» **GOAL OF THE EXERCISE**
An exact copy of every record is needed.

» **RAW DATA**
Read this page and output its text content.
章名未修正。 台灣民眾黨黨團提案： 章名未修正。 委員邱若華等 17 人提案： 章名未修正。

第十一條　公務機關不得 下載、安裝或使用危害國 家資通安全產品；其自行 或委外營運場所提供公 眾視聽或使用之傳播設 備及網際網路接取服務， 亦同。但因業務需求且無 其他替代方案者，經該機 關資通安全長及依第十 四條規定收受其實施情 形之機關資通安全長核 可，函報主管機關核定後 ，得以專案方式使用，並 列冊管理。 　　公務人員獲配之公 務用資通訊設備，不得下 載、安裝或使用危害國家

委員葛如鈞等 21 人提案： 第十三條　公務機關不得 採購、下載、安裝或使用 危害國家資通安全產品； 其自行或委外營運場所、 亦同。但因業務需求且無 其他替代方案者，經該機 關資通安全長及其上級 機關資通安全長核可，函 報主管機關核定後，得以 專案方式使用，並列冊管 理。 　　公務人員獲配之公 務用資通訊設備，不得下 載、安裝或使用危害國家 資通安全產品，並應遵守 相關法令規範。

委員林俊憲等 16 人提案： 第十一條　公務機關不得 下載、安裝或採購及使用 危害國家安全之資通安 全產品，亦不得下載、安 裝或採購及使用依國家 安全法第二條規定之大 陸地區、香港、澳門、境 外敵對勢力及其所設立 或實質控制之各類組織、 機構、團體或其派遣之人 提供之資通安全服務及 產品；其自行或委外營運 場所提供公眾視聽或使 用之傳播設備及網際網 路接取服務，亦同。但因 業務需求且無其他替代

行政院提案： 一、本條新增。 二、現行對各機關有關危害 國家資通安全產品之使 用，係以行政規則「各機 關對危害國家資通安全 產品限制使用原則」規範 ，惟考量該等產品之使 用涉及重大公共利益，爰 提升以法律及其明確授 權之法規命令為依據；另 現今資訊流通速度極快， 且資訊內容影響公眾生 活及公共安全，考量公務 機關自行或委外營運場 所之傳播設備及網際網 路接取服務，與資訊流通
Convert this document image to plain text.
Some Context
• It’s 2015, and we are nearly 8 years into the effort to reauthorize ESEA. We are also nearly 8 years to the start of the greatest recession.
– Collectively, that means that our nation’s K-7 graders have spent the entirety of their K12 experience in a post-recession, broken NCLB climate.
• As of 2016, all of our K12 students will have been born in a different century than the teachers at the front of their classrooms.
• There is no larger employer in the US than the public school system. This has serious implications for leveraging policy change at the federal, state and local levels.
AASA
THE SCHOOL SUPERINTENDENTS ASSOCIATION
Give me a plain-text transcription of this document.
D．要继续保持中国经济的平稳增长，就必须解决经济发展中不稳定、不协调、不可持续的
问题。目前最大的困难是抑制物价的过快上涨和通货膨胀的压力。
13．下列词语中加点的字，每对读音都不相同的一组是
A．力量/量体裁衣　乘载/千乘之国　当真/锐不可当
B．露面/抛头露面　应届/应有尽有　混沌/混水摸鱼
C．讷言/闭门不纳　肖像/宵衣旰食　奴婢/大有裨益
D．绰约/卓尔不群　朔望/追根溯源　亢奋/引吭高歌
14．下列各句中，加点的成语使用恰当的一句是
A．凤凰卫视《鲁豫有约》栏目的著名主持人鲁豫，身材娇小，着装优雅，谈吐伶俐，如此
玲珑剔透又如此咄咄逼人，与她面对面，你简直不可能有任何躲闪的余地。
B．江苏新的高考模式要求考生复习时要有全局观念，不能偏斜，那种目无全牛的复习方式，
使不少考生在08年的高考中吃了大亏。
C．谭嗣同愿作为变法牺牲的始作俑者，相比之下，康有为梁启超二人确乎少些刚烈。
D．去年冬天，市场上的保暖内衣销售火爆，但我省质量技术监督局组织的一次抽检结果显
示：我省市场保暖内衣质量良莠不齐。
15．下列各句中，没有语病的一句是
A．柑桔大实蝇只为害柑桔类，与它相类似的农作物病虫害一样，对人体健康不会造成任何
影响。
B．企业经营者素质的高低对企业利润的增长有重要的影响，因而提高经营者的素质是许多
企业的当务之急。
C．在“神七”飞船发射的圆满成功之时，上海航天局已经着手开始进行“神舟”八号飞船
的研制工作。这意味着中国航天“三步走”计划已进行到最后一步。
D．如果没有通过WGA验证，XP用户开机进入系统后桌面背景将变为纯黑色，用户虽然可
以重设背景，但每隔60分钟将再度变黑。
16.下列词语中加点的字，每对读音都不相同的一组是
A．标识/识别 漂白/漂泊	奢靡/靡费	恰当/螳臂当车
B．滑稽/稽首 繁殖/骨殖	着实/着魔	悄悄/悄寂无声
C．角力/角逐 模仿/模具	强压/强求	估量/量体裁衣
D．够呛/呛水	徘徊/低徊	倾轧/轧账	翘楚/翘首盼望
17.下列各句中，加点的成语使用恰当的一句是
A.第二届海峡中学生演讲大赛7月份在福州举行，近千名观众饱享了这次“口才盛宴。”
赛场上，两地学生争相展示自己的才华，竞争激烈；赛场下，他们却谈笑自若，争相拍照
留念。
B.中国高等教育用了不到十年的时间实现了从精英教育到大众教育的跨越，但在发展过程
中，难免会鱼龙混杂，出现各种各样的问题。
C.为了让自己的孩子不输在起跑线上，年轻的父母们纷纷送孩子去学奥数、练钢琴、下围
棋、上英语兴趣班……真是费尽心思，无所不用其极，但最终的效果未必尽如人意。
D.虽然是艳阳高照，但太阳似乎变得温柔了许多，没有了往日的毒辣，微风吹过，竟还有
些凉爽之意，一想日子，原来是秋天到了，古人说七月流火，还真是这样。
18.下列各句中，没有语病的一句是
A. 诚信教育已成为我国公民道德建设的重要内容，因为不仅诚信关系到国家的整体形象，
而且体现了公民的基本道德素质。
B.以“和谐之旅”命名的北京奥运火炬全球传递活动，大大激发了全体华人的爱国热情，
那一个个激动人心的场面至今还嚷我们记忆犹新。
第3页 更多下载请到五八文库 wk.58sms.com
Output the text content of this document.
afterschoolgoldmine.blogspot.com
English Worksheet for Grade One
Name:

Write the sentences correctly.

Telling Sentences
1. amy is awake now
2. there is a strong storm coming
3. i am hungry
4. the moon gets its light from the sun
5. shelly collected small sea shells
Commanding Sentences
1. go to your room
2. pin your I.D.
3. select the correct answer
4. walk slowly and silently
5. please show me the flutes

» **FINISHED EXERCISE**
Read this page and output its text content.
章名未修正。 台灣民眾黨黨團提案： 章名未修正。 委員邱若華等 17 人提案： 章名未修正。

第十一條　公務機關不得 下載、安裝或使用危害國 家資通安全產品；其自行 或委外營運場所提供公 眾視聽或使用之傳播設 備及網際網路接取服務， 亦同。但因業務需求且無 其他替代方案者，經該機 關資通安全長及依第十 四條規定收受其實施情 形之機關資通安全長核 可，函報主管機關核定後 ，得以專案方式使用，並 列冊管理。 　　公務人員獲配之公 務用資通訊設備，不得下 載、安裝或使用危害國家

委員葛如鈞等 21 人提案： 第十三條　公務機關不得 採購、下載、安裝或使用 危害國家資通安全產品； 其自行或委外營運場所、 亦同。但因業務需求且無 其他替代方案者，經該機 關資通安全長及其上級 機關資通安全長核可，函 報主管機關核定後，得以 專案方式使用，並列冊管 理。 　　公務人員獲配之公 務用資通訊設備，不得下 載、安裝或使用危害國家 資通安全產品，並應遵守 相關法令規範。

委員林俊憲等 16 人提案： 第十一條　公務機關不得 下載、安裝或採購及使用 危害國家安全之資通安 全產品，亦不得下載、安 裝或採購及使用依國家 安全法第二條規定之大 陸地區、香港、澳門、境 外敵對勢力及其所設立 或實質控制之各類組織、 機構、團體或其派遣之人 提供之資通安全服務及 產品；其自行或委外營運 場所提供公眾視聽或使 用之傳播設備及網際網 路接取服務，亦同。但因 業務需求且無其他替代

行政院提案： 一、本條新增。 二、現行對各機關有關危害 國家資通安全產品之使 用，係以行政規則「各機 關對危害國家資通安全 產品限制使用原則」規範 ，惟考量該等產品之使 用涉及重大公共利益，爰 提升以法律及其明確授 權之法規命令為依據；另 現今資訊流通速度極快， 且資訊內容影響公眾生 活及公共安全，考量公務 機關自行或委外營運場 所之傳播設備及網際網 路接取服務，與資訊流通
Convert this document image to plain text.
Some Context
• It’s 2015, and we are nearly 8 years into the effort to reauthorize ESEA. We are also nearly 8 years to the start of the greatest recession.
– Collectively, that means that our nation’s K-7 graders have spent the entirety of their K12 experience in a post-recession, broken NCLB climate.
• As of 2016, all of our K12 students will have been born in a different century than the teachers at the front of their classrooms.
• There is no larger employer in the US than the public school system. This has serious implications for leveraging policy change at the federal, state and local levels.
AASA
THE SCHOOL SUPERINTENDENTS ASSOCIATION
Give me a plain-text transcription of this document.
D．要继续保持中国经济的平稳增长，就必须解决经济发展中不稳定、不协调、不可持续的
问题。目前最大的困难是抑制物价的过快上涨和通货膨胀的压力。
13．下列词语中加点的字，每对读音都不相同的一组是
A．力量/量体裁衣　乘载/千乘之国　当真/锐不可当
B．露面/抛头露面　应届/应有尽有　混沌/混水摸鱼
C．讷言/闭门不纳　肖像/宵衣旰食　奴婢/大有裨益
D．绰约/卓尔不群　朔望/追根溯源　亢奋/引吭高歌
14．下列各句中，加点的成语使用恰当的一句是
A．凤凰卫视《鲁豫有约》栏目的著名主持人鲁豫，身材娇小，着装优雅，谈吐伶俐，如此
玲珑剔透又如此咄咄逼人，与她面对面，你简直不可能有任何躲闪的余地。
B．江苏新的高考模式要求考生复习时要有全局观念，不能偏斜，那种目无全牛的复习方式，
使不少考生在08年的高考中吃了大亏。
C．谭嗣同愿作为变法牺牲的始作俑者，相比之下，康有为梁启超二人确乎少些刚烈。
D．去年冬天，市场上的保暖内衣销售火爆，但我省质量技术监督局组织的一次抽检结果显
示：我省市场保暖内衣质量良莠不齐。
15．下列各句中，没有语病的一句是
A．柑桔大实蝇只为害柑桔类，与它相类似的农作物病虫害一样，对人体健康不会造成任何
影响。
B．企业经营者素质的高低对企业利润的增长有重要的影响，因而提高经营者的素质是许多
企业的当务之急。
C．在“神七”飞船发射的圆满成功之时，上海航天局已经着手开始进行“神舟”八号飞船
的研制工作。这意味着中国航天“三步走”计划已进行到最后一步。
D．如果没有通过WGA验证，XP用户开机进入系统后桌面背景将变为纯黑色，用户虽然可
以重设背景，但每隔60分钟将再度变黑。
16.下列词语中加点的字，每对读音都不相同的一组是
A．标识/识别 漂白/漂泊	奢靡/靡费	恰当/螳臂当车
B．滑稽/稽首 繁殖/骨殖	着实/着魔	悄悄/悄寂无声
C．角力/角逐 模仿/模具	强压/强求	估量/量体裁衣
D．够呛/呛水	徘徊/低徊	倾轧/轧账	翘楚/翘首盼望
17.下列各句中，加点的成语使用恰当的一句是
A.第二届海峡中学生演讲大赛7月份在福州举行，近千名观众饱享了这次“口才盛宴。”
赛场上，两地学生争相展示自己的才华，竞争激烈；赛场下，他们却谈笑自若，争相拍照
留念。
B.中国高等教育用了不到十年的时间实现了从精英教育到大众教育的跨越，但在发展过程
中，难免会鱼龙混杂，出现各种各样的问题。
C.为了让自己的孩子不输在起跑线上，年轻的父母们纷纷送孩子去学奥数、练钢琴、下围
棋、上英语兴趣班……真是费尽心思，无所不用其极，但最终的效果未必尽如人意。
D.虽然是艳阳高照，但太阳似乎变得温柔了许多，没有了往日的毒辣，微风吹过，竟还有
些凉爽之意，一想日子，原来是秋天到了，古人说七月流火，还真是这样。
18.下列各句中，没有语病的一句是
A. 诚信教育已成为我国公民道德建设的重要内容，因为不仅诚信关系到国家的整体形象，
而且体现了公民的基本道德素质。
B.以“和谐之旅”命名的北京奥运火炬全球传递活动，大大激发了全体华人的爱国热情，
那一个个激动人心的场面至今还嚷我们记忆犹新。
第3页 更多下载请到五八文库 wk.58sms.com
Output the text content of this document.
afterschoolgoldmine.blogspot.com
English Worksheet for Grade One
Name:

Write the sentences correctly.

Telling Sentences
1. amy is awake now
2. there is a strong storm coming
3. i am hungry
4. the moon gets its light from the sun
5. shelly collected small sea shells
Commanding Sentences
1. go to your room
2. pin your I.D.
3. select the correct answer
4. walk slowly and silently
5. please show me the flutes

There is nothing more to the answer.